= SET TASK =
Copy each line exactly. Drop every picture.

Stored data
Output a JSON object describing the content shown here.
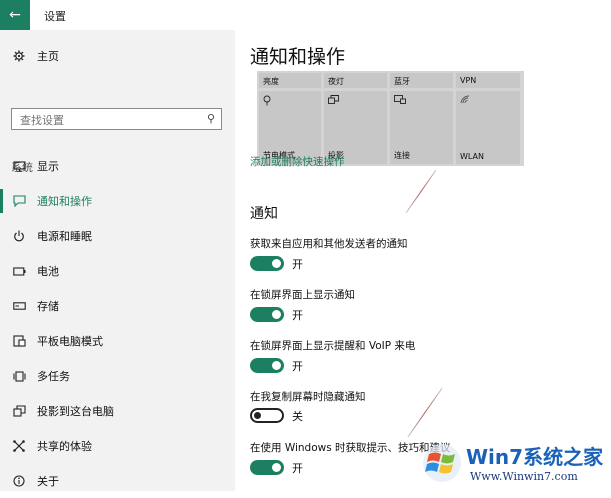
{
  "window": {
    "back_icon": "arrow-left-icon",
    "title": "设置"
  },
  "sidebar": {
    "home": {
      "label": "主页",
      "icon": "gear-icon"
    },
    "search": {
      "placeholder": "查找设置",
      "icon": "search-icon"
    },
    "section_label": "系统",
    "items": [
      {
        "label": "显示",
        "icon": "monitor-icon"
      },
      {
        "label": "通知和操作",
        "icon": "notification-icon",
        "active": true
      },
      {
        "label": "电源和睡眠",
        "icon": "power-icon"
      },
      {
        "label": "电池",
        "icon": "battery-icon"
      },
      {
        "label": "存储",
        "icon": "storage-icon"
      },
      {
        "label": "平板电脑模式",
        "icon": "tablet-mode-icon"
      },
      {
        "label": "多任务",
        "icon": "multitask-icon"
      },
      {
        "label": "投影到这台电脑",
        "icon": "project-icon"
      },
      {
        "label": "共享的体验",
        "icon": "shared-experience-icon"
      },
      {
        "label": "关于",
        "icon": "info-icon"
      }
    ],
    "accent": "#1d7f62"
  },
  "main": {
    "title": "通知和操作",
    "quick_actions": [
      {
        "label": "亮度"
      },
      {
        "label": "夜灯"
      },
      {
        "label": "蓝牙"
      },
      {
        "label": "VPN"
      },
      {
        "label": "节电模式",
        "icon": "battery-saver-icon"
      },
      {
        "label": "投影",
        "icon": "project-icon"
      },
      {
        "label": "连接",
        "icon": "connect-icon"
      },
      {
        "label": "WLAN",
        "icon": "wifi-icon"
      }
    ],
    "quick_actions_link": "添加或删除快速操作",
    "notifications_heading": "通知",
    "settings": [
      {
        "label": "获取来自应用和其他发送者的通知",
        "state": "开",
        "on": true
      },
      {
        "label": "在锁屏界面上显示通知",
        "state": "开",
        "on": true
      },
      {
        "label": "在锁屏界面上显示提醒和 VoIP 来电",
        "state": "开",
        "on": true
      },
      {
        "label": "在我复制屏幕时隐藏通知",
        "state": "关",
        "on": false
      },
      {
        "label": "在使用 Windows 时获取提示、技巧和建议",
        "state": "开",
        "on": true
      }
    ]
  },
  "watermark": {
    "title": "Win7系统之家",
    "url": "Www.Winwin7.com"
  }
}
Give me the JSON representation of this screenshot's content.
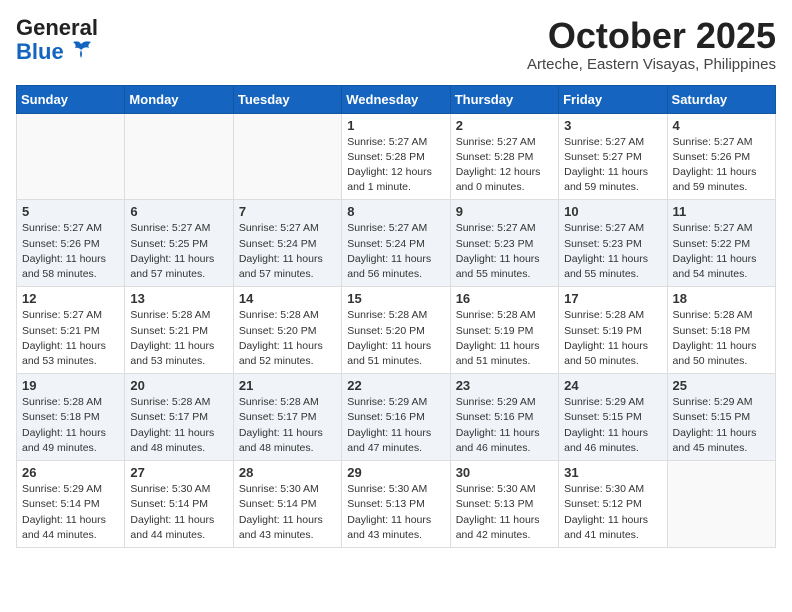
{
  "header": {
    "logo_general": "General",
    "logo_blue": "Blue",
    "month": "October 2025",
    "location": "Arteche, Eastern Visayas, Philippines"
  },
  "weekdays": [
    "Sunday",
    "Monday",
    "Tuesday",
    "Wednesday",
    "Thursday",
    "Friday",
    "Saturday"
  ],
  "weeks": [
    [
      {
        "day": "",
        "info": ""
      },
      {
        "day": "",
        "info": ""
      },
      {
        "day": "",
        "info": ""
      },
      {
        "day": "1",
        "info": "Sunrise: 5:27 AM\nSunset: 5:28 PM\nDaylight: 12 hours\nand 1 minute."
      },
      {
        "day": "2",
        "info": "Sunrise: 5:27 AM\nSunset: 5:28 PM\nDaylight: 12 hours\nand 0 minutes."
      },
      {
        "day": "3",
        "info": "Sunrise: 5:27 AM\nSunset: 5:27 PM\nDaylight: 11 hours\nand 59 minutes."
      },
      {
        "day": "4",
        "info": "Sunrise: 5:27 AM\nSunset: 5:26 PM\nDaylight: 11 hours\nand 59 minutes."
      }
    ],
    [
      {
        "day": "5",
        "info": "Sunrise: 5:27 AM\nSunset: 5:26 PM\nDaylight: 11 hours\nand 58 minutes."
      },
      {
        "day": "6",
        "info": "Sunrise: 5:27 AM\nSunset: 5:25 PM\nDaylight: 11 hours\nand 57 minutes."
      },
      {
        "day": "7",
        "info": "Sunrise: 5:27 AM\nSunset: 5:24 PM\nDaylight: 11 hours\nand 57 minutes."
      },
      {
        "day": "8",
        "info": "Sunrise: 5:27 AM\nSunset: 5:24 PM\nDaylight: 11 hours\nand 56 minutes."
      },
      {
        "day": "9",
        "info": "Sunrise: 5:27 AM\nSunset: 5:23 PM\nDaylight: 11 hours\nand 55 minutes."
      },
      {
        "day": "10",
        "info": "Sunrise: 5:27 AM\nSunset: 5:23 PM\nDaylight: 11 hours\nand 55 minutes."
      },
      {
        "day": "11",
        "info": "Sunrise: 5:27 AM\nSunset: 5:22 PM\nDaylight: 11 hours\nand 54 minutes."
      }
    ],
    [
      {
        "day": "12",
        "info": "Sunrise: 5:27 AM\nSunset: 5:21 PM\nDaylight: 11 hours\nand 53 minutes."
      },
      {
        "day": "13",
        "info": "Sunrise: 5:28 AM\nSunset: 5:21 PM\nDaylight: 11 hours\nand 53 minutes."
      },
      {
        "day": "14",
        "info": "Sunrise: 5:28 AM\nSunset: 5:20 PM\nDaylight: 11 hours\nand 52 minutes."
      },
      {
        "day": "15",
        "info": "Sunrise: 5:28 AM\nSunset: 5:20 PM\nDaylight: 11 hours\nand 51 minutes."
      },
      {
        "day": "16",
        "info": "Sunrise: 5:28 AM\nSunset: 5:19 PM\nDaylight: 11 hours\nand 51 minutes."
      },
      {
        "day": "17",
        "info": "Sunrise: 5:28 AM\nSunset: 5:19 PM\nDaylight: 11 hours\nand 50 minutes."
      },
      {
        "day": "18",
        "info": "Sunrise: 5:28 AM\nSunset: 5:18 PM\nDaylight: 11 hours\nand 50 minutes."
      }
    ],
    [
      {
        "day": "19",
        "info": "Sunrise: 5:28 AM\nSunset: 5:18 PM\nDaylight: 11 hours\nand 49 minutes."
      },
      {
        "day": "20",
        "info": "Sunrise: 5:28 AM\nSunset: 5:17 PM\nDaylight: 11 hours\nand 48 minutes."
      },
      {
        "day": "21",
        "info": "Sunrise: 5:28 AM\nSunset: 5:17 PM\nDaylight: 11 hours\nand 48 minutes."
      },
      {
        "day": "22",
        "info": "Sunrise: 5:29 AM\nSunset: 5:16 PM\nDaylight: 11 hours\nand 47 minutes."
      },
      {
        "day": "23",
        "info": "Sunrise: 5:29 AM\nSunset: 5:16 PM\nDaylight: 11 hours\nand 46 minutes."
      },
      {
        "day": "24",
        "info": "Sunrise: 5:29 AM\nSunset: 5:15 PM\nDaylight: 11 hours\nand 46 minutes."
      },
      {
        "day": "25",
        "info": "Sunrise: 5:29 AM\nSunset: 5:15 PM\nDaylight: 11 hours\nand 45 minutes."
      }
    ],
    [
      {
        "day": "26",
        "info": "Sunrise: 5:29 AM\nSunset: 5:14 PM\nDaylight: 11 hours\nand 44 minutes."
      },
      {
        "day": "27",
        "info": "Sunrise: 5:30 AM\nSunset: 5:14 PM\nDaylight: 11 hours\nand 44 minutes."
      },
      {
        "day": "28",
        "info": "Sunrise: 5:30 AM\nSunset: 5:14 PM\nDaylight: 11 hours\nand 43 minutes."
      },
      {
        "day": "29",
        "info": "Sunrise: 5:30 AM\nSunset: 5:13 PM\nDaylight: 11 hours\nand 43 minutes."
      },
      {
        "day": "30",
        "info": "Sunrise: 5:30 AM\nSunset: 5:13 PM\nDaylight: 11 hours\nand 42 minutes."
      },
      {
        "day": "31",
        "info": "Sunrise: 5:30 AM\nSunset: 5:12 PM\nDaylight: 11 hours\nand 41 minutes."
      },
      {
        "day": "",
        "info": ""
      }
    ]
  ]
}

= FINISHED ANSWER =
Output a JSON object describing the content shown here.
{
  "window": {
    "back_icon": "arrow-left-icon",
    "title": "设置"
  },
  "sidebar": {
    "home": {
      "label": "主页",
      "icon": "gear-icon"
    },
    "search": {
      "placeholder": "查找设置",
      "icon": "search-icon"
    },
    "section_label": "系统",
    "items": [
      {
        "label": "显示",
        "icon": "monitor-icon"
      },
      {
        "label": "通知和操作",
        "icon": "notification-icon",
        "active": true
      },
      {
        "label": "电源和睡眠",
        "icon": "power-icon"
      },
      {
        "label": "电池",
        "icon": "battery-icon"
      },
      {
        "label": "存储",
        "icon": "storage-icon"
      },
      {
        "label": "平板电脑模式",
        "icon": "tablet-mode-icon"
      },
      {
        "label": "多任务",
        "icon": "multitask-icon"
      },
      {
        "label": "投影到这台电脑",
        "icon": "project-icon"
      },
      {
        "label": "共享的体验",
        "icon": "shared-experience-icon"
      },
      {
        "label": "关于",
        "icon": "info-icon"
      }
    ],
    "accent": "#1d7f62"
  },
  "main": {
    "title": "通知和操作",
    "quick_actions": [
      {
        "label": "亮度"
      },
      {
        "label": "夜灯"
      },
      {
        "label": "蓝牙"
      },
      {
        "label": "VPN"
      },
      {
        "label": "节电模式",
        "icon": "battery-saver-icon"
      },
      {
        "label": "投影",
        "icon": "project-icon"
      },
      {
        "label": "连接",
        "icon": "connect-icon"
      },
      {
        "label": "WLAN",
        "icon": "wifi-icon"
      }
    ],
    "quick_actions_link": "添加或删除快速操作",
    "notifications_heading": "通知",
    "settings": [
      {
        "label": "获取来自应用和其他发送者的通知",
        "state": "开",
        "on": true
      },
      {
        "label": "在锁屏界面上显示通知",
        "state": "开",
        "on": true
      },
      {
        "label": "在锁屏界面上显示提醒和 VoIP 来电",
        "state": "开",
        "on": true
      },
      {
        "label": "在我复制屏幕时隐藏通知",
        "state": "关",
        "on": false
      },
      {
        "label": "在使用 Windows 时获取提示、技巧和建议",
        "state": "开",
        "on": true
      }
    ]
  },
  "watermark": {
    "title": "Win7系统之家",
    "url": "Www.Winwin7.com"
  }
}
Give me the JSON representation of this screenshot's content.
{
  "header": {
    "logo_general": "General",
    "logo_blue": "Blue",
    "month": "October 2025",
    "location": "Arteche, Eastern Visayas, Philippines"
  },
  "weekdays": [
    "Sunday",
    "Monday",
    "Tuesday",
    "Wednesday",
    "Thursday",
    "Friday",
    "Saturday"
  ],
  "weeks": [
    [
      {
        "day": "",
        "info": ""
      },
      {
        "day": "",
        "info": ""
      },
      {
        "day": "",
        "info": ""
      },
      {
        "day": "1",
        "info": "Sunrise: 5:27 AM\nSunset: 5:28 PM\nDaylight: 12 hours\nand 1 minute."
      },
      {
        "day": "2",
        "info": "Sunrise: 5:27 AM\nSunset: 5:28 PM\nDaylight: 12 hours\nand 0 minutes."
      },
      {
        "day": "3",
        "info": "Sunrise: 5:27 AM\nSunset: 5:27 PM\nDaylight: 11 hours\nand 59 minutes."
      },
      {
        "day": "4",
        "info": "Sunrise: 5:27 AM\nSunset: 5:26 PM\nDaylight: 11 hours\nand 59 minutes."
      }
    ],
    [
      {
        "day": "5",
        "info": "Sunrise: 5:27 AM\nSunset: 5:26 PM\nDaylight: 11 hours\nand 58 minutes."
      },
      {
        "day": "6",
        "info": "Sunrise: 5:27 AM\nSunset: 5:25 PM\nDaylight: 11 hours\nand 57 minutes."
      },
      {
        "day": "7",
        "info": "Sunrise: 5:27 AM\nSunset: 5:24 PM\nDaylight: 11 hours\nand 57 minutes."
      },
      {
        "day": "8",
        "info": "Sunrise: 5:27 AM\nSunset: 5:24 PM\nDaylight: 11 hours\nand 56 minutes."
      },
      {
        "day": "9",
        "info": "Sunrise: 5:27 AM\nSunset: 5:23 PM\nDaylight: 11 hours\nand 55 minutes."
      },
      {
        "day": "10",
        "info": "Sunrise: 5:27 AM\nSunset: 5:23 PM\nDaylight: 11 hours\nand 55 minutes."
      },
      {
        "day": "11",
        "info": "Sunrise: 5:27 AM\nSunset: 5:22 PM\nDaylight: 11 hours\nand 54 minutes."
      }
    ],
    [
      {
        "day": "12",
        "info": "Sunrise: 5:27 AM\nSunset: 5:21 PM\nDaylight: 11 hours\nand 53 minutes."
      },
      {
        "day": "13",
        "info": "Sunrise: 5:28 AM\nSunset: 5:21 PM\nDaylight: 11 hours\nand 53 minutes."
      },
      {
        "day": "14",
        "info": "Sunrise: 5:28 AM\nSunset: 5:20 PM\nDaylight: 11 hours\nand 52 minutes."
      },
      {
        "day": "15",
        "info": "Sunrise: 5:28 AM\nSunset: 5:20 PM\nDaylight: 11 hours\nand 51 minutes."
      },
      {
        "day": "16",
        "info": "Sunrise: 5:28 AM\nSunset: 5:19 PM\nDaylight: 11 hours\nand 51 minutes."
      },
      {
        "day": "17",
        "info": "Sunrise: 5:28 AM\nSunset: 5:19 PM\nDaylight: 11 hours\nand 50 minutes."
      },
      {
        "day": "18",
        "info": "Sunrise: 5:28 AM\nSunset: 5:18 PM\nDaylight: 11 hours\nand 50 minutes."
      }
    ],
    [
      {
        "day": "19",
        "info": "Sunrise: 5:28 AM\nSunset: 5:18 PM\nDaylight: 11 hours\nand 49 minutes."
      },
      {
        "day": "20",
        "info": "Sunrise: 5:28 AM\nSunset: 5:17 PM\nDaylight: 11 hours\nand 48 minutes."
      },
      {
        "day": "21",
        "info": "Sunrise: 5:28 AM\nSunset: 5:17 PM\nDaylight: 11 hours\nand 48 minutes."
      },
      {
        "day": "22",
        "info": "Sunrise: 5:29 AM\nSunset: 5:16 PM\nDaylight: 11 hours\nand 47 minutes."
      },
      {
        "day": "23",
        "info": "Sunrise: 5:29 AM\nSunset: 5:16 PM\nDaylight: 11 hours\nand 46 minutes."
      },
      {
        "day": "24",
        "info": "Sunrise: 5:29 AM\nSunset: 5:15 PM\nDaylight: 11 hours\nand 46 minutes."
      },
      {
        "day": "25",
        "info": "Sunrise: 5:29 AM\nSunset: 5:15 PM\nDaylight: 11 hours\nand 45 minutes."
      }
    ],
    [
      {
        "day": "26",
        "info": "Sunrise: 5:29 AM\nSunset: 5:14 PM\nDaylight: 11 hours\nand 44 minutes."
      },
      {
        "day": "27",
        "info": "Sunrise: 5:30 AM\nSunset: 5:14 PM\nDaylight: 11 hours\nand 44 minutes."
      },
      {
        "day": "28",
        "info": "Sunrise: 5:30 AM\nSunset: 5:14 PM\nDaylight: 11 hours\nand 43 minutes."
      },
      {
        "day": "29",
        "info": "Sunrise: 5:30 AM\nSunset: 5:13 PM\nDaylight: 11 hours\nand 43 minutes."
      },
      {
        "day": "30",
        "info": "Sunrise: 5:30 AM\nSunset: 5:13 PM\nDaylight: 11 hours\nand 42 minutes."
      },
      {
        "day": "31",
        "info": "Sunrise: 5:30 AM\nSunset: 5:12 PM\nDaylight: 11 hours\nand 41 minutes."
      },
      {
        "day": "",
        "info": ""
      }
    ]
  ]
}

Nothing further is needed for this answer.